* START GIVEN DATA *

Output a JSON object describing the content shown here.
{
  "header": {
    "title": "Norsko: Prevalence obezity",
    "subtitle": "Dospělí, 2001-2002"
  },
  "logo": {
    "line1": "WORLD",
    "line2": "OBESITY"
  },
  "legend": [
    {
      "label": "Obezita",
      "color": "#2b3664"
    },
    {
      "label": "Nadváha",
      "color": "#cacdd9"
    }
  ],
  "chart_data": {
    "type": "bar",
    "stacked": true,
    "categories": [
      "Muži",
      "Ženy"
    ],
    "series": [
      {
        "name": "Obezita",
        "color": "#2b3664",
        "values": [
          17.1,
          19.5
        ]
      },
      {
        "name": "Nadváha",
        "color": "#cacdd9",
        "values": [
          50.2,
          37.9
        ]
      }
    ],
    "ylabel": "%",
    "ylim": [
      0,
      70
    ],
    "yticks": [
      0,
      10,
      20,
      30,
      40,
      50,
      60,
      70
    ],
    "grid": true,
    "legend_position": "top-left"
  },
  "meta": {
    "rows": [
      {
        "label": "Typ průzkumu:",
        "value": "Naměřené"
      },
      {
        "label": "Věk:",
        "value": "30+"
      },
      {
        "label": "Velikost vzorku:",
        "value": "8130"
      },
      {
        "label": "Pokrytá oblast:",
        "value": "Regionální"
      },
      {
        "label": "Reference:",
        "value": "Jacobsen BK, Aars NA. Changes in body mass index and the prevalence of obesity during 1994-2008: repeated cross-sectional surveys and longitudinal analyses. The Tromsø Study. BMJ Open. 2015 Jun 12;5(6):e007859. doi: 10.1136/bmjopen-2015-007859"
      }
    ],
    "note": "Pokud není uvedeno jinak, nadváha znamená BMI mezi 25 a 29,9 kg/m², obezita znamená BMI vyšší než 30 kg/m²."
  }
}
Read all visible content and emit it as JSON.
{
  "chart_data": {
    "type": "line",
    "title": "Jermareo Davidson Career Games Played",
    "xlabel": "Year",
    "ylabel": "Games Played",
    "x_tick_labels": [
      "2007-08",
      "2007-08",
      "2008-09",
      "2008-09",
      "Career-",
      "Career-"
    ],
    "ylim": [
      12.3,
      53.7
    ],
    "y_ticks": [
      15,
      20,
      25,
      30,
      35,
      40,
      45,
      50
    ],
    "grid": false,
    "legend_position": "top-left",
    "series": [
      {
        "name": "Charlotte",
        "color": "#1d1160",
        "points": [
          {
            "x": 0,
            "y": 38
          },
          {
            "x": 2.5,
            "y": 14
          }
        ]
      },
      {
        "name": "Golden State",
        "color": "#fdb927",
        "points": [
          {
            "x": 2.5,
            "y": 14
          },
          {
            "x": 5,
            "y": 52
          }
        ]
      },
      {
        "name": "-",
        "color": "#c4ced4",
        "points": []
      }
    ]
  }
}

* END GIVEN DATA *

* PROBLEM STATEMENT
The records above should all be quoted exactly, please.

* SOLUTION
Output a JSON object describing the content shown here.
{
  "header": {
    "title": "Norsko: Prevalence obezity",
    "subtitle": "Dospělí, 2001-2002"
  },
  "logo": {
    "line1": "WORLD",
    "line2": "OBESITY"
  },
  "legend": [
    {
      "label": "Obezita",
      "color": "#2b3664"
    },
    {
      "label": "Nadváha",
      "color": "#cacdd9"
    }
  ],
  "chart_data": {
    "type": "bar",
    "stacked": true,
    "categories": [
      "Muži",
      "Ženy"
    ],
    "series": [
      {
        "name": "Obezita",
        "color": "#2b3664",
        "values": [
          17.1,
          19.5
        ]
      },
      {
        "name": "Nadváha",
        "color": "#cacdd9",
        "values": [
          50.2,
          37.9
        ]
      }
    ],
    "ylabel": "%",
    "ylim": [
      0,
      70
    ],
    "yticks": [
      0,
      10,
      20,
      30,
      40,
      50,
      60,
      70
    ],
    "grid": true,
    "legend_position": "top-left"
  },
  "meta": {
    "rows": [
      {
        "label": "Typ průzkumu:",
        "value": "Naměřené"
      },
      {
        "label": "Věk:",
        "value": "30+"
      },
      {
        "label": "Velikost vzorku:",
        "value": "8130"
      },
      {
        "label": "Pokrytá oblast:",
        "value": "Regionální"
      },
      {
        "label": "Reference:",
        "value": "Jacobsen BK, Aars NA. Changes in body mass index and the prevalence of obesity during 1994-2008: repeated cross-sectional surveys and longitudinal analyses. The Tromsø Study. BMJ Open. 2015 Jun 12;5(6):e007859. doi: 10.1136/bmjopen-2015-007859"
      }
    ],
    "note": "Pokud není uvedeno jinak, nadváha znamená BMI mezi 25 a 29,9 kg/m², obezita znamená BMI vyšší než 30 kg/m²."
  }
}
Read all visible content and emit it as JSON.
{
  "chart_data": {
    "type": "line",
    "title": "Jermareo Davidson Career Games Played",
    "xlabel": "Year",
    "ylabel": "Games Played",
    "x_tick_labels": [
      "2007-08",
      "2007-08",
      "2008-09",
      "2008-09",
      "Career-",
      "Career-"
    ],
    "ylim": [
      12.3,
      53.7
    ],
    "y_ticks": [
      15,
      20,
      25,
      30,
      35,
      40,
      45,
      50
    ],
    "grid": false,
    "legend_position": "top-left",
    "series": [
      {
        "name": "Charlotte",
        "color": "#1d1160",
        "points": [
          {
            "x": 0,
            "y": 38
          },
          {
            "x": 2.5,
            "y": 14
          }
        ]
      },
      {
        "name": "Golden State",
        "color": "#fdb927",
        "points": [
          {
            "x": 2.5,
            "y": 14
          },
          {
            "x": 5,
            "y": 52
          }
        ]
      },
      {
        "name": "-",
        "color": "#c4ced4",
        "points": []
      }
    ]
  }
}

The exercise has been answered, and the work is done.